** Start RECORDS PROVIDED **

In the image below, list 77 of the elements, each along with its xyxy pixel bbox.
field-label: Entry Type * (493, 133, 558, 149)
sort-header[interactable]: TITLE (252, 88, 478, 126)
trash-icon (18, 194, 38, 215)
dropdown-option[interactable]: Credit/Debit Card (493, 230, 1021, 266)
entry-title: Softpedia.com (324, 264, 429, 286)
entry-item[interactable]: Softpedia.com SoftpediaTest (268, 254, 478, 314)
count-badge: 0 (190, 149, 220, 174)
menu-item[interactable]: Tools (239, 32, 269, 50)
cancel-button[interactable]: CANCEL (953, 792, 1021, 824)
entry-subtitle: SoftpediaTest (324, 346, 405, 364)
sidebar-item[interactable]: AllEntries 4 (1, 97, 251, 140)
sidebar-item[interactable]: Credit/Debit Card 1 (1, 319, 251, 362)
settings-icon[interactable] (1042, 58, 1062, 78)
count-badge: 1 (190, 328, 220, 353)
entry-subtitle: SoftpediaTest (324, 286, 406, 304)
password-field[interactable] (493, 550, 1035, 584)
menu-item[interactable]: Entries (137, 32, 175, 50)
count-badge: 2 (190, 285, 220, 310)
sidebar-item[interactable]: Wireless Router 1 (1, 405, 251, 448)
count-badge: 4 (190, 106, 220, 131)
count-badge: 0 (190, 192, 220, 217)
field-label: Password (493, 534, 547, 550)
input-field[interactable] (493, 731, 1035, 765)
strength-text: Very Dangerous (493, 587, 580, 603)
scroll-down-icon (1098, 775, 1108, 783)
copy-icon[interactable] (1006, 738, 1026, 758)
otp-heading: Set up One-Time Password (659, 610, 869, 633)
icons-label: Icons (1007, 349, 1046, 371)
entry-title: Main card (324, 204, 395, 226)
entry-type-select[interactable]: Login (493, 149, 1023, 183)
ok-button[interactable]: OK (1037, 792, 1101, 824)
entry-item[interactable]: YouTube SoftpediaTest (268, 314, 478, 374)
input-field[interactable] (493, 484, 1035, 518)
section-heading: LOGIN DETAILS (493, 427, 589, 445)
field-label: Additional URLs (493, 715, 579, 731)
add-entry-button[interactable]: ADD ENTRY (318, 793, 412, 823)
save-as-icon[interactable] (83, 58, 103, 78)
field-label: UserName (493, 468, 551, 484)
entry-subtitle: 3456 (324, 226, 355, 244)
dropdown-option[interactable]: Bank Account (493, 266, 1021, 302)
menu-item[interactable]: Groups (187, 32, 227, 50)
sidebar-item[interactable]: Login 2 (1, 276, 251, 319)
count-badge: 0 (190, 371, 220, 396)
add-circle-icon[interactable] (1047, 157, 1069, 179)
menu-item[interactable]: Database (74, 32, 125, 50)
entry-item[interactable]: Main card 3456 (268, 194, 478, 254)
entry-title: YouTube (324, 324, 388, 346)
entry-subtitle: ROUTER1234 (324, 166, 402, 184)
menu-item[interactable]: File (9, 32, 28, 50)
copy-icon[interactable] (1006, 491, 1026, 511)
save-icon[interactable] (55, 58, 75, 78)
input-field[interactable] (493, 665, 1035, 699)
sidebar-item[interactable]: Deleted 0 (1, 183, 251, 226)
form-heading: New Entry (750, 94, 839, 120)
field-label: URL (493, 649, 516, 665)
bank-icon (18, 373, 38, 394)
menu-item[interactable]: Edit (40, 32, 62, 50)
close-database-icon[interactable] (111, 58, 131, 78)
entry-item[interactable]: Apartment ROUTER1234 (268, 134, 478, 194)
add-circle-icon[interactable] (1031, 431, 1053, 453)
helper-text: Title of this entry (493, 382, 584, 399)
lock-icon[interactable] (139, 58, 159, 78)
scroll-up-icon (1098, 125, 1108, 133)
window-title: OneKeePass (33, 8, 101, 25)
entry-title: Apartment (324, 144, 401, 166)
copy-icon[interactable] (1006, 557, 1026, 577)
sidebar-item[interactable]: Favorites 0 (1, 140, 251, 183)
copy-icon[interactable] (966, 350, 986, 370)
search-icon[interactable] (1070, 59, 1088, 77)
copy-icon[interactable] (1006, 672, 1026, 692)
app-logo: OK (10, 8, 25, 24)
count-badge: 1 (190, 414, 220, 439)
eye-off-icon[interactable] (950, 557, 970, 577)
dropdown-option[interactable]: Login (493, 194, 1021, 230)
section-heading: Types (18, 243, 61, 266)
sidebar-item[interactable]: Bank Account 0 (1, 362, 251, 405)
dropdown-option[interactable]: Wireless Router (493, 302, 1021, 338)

** End RECORDS PROVIDED **

> WHAT YOU HAVE TO DO: Copy the listing above word for word, starting at its first line and ending at the line that contains "entry-item[interactable]: Softpedia.com SoftpediaTest", with both of those lines included.

> RESULT OF THE EXERCISE:
In the image below, list 77 of the elements, each along with its xyxy pixel bbox.
field-label: Entry Type * (493, 133, 558, 149)
sort-header[interactable]: TITLE (252, 88, 478, 126)
trash-icon (18, 194, 38, 215)
dropdown-option[interactable]: Credit/Debit Card (493, 230, 1021, 266)
entry-title: Softpedia.com (324, 264, 429, 286)
entry-item[interactable]: Softpedia.com SoftpediaTest (268, 254, 478, 314)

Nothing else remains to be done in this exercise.